WRITTEN EXERCISE
Pick out every line in the data below that holds "strain".

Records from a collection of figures
──────
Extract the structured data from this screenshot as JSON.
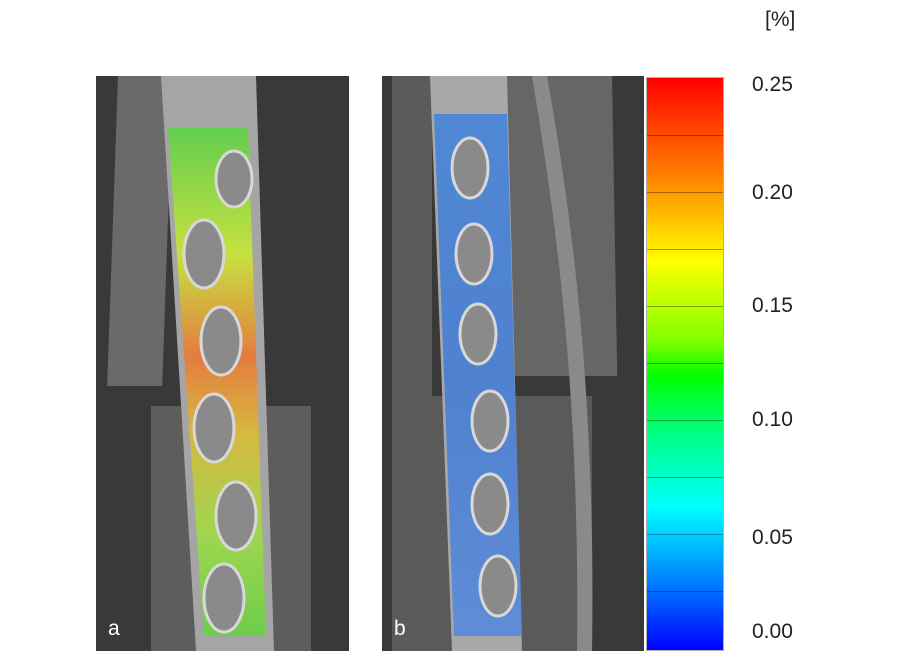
{
  "unit": "[%]",
  "scale_ticks": [
    "0.25",
    "0.20",
    "0.15",
    "0.10",
    "0.05",
    "0.00"
  ],
  "panels": [
    {
      "label": "a",
      "strain_map": "high strain (green-yellow-red)"
    },
    {
      "label": "b",
      "strain_map": "low strain (blue)"
    }
  ],
  "colors": {
    "scale_top": "#ff0000",
    "scale_mid": "#00ff00",
    "scale_bottom": "#0000ff",
    "background": "#3a3a3a"
  }
}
──────
FULL SOLUTION
      "strain_map": "high strain (green-yellow-red)"
      "strain_map": "low strain (blue)"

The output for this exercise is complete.